Saved entries

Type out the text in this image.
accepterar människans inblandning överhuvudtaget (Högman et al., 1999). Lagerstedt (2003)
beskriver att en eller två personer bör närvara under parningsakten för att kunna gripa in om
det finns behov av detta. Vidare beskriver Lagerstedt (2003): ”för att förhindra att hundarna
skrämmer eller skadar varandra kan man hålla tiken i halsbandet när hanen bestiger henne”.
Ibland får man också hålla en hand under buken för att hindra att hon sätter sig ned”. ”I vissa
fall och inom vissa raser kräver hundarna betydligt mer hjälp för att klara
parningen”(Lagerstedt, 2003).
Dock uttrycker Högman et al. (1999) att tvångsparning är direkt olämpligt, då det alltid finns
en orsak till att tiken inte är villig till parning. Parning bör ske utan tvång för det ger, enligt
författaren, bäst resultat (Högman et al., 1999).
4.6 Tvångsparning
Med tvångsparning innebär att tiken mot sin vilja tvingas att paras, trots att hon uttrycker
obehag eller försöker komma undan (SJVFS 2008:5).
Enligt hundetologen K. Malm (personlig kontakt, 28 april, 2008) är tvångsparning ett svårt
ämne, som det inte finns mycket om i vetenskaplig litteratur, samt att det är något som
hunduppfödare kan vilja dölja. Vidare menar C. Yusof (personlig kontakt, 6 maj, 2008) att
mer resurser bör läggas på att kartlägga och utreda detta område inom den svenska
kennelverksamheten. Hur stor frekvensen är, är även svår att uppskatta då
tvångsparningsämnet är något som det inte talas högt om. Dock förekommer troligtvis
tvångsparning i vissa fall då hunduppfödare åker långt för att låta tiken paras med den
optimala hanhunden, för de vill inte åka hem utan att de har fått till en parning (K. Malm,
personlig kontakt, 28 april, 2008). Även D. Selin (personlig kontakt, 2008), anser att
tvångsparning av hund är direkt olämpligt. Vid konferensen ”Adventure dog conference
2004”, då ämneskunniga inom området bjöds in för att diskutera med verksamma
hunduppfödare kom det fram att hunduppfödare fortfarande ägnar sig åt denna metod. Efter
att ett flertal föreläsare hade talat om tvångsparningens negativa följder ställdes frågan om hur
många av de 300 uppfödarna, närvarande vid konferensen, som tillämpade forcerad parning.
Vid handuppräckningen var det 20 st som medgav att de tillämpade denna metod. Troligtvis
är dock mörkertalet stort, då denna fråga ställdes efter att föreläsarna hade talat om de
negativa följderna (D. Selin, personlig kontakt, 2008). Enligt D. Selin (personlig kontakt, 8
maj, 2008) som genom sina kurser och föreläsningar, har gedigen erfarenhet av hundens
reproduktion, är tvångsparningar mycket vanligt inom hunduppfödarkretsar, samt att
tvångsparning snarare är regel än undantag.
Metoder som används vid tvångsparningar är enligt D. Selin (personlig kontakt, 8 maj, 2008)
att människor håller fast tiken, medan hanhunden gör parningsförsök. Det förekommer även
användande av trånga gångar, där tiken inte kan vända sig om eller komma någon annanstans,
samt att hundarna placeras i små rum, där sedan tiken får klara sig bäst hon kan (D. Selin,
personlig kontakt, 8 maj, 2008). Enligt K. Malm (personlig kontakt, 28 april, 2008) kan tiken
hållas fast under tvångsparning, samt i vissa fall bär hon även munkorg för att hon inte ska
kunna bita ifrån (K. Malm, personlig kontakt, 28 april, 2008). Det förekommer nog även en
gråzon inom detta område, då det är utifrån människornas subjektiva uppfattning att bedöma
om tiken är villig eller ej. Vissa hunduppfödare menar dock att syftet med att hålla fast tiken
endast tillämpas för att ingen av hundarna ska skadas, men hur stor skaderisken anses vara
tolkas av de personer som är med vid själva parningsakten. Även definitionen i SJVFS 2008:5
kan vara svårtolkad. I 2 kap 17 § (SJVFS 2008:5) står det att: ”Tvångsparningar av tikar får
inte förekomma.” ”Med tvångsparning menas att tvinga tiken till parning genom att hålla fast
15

- WHAT TO PRODUCE -
The word "fast" appears in how many lines of the records? Give the number only.

- ANSWER SPACE -
4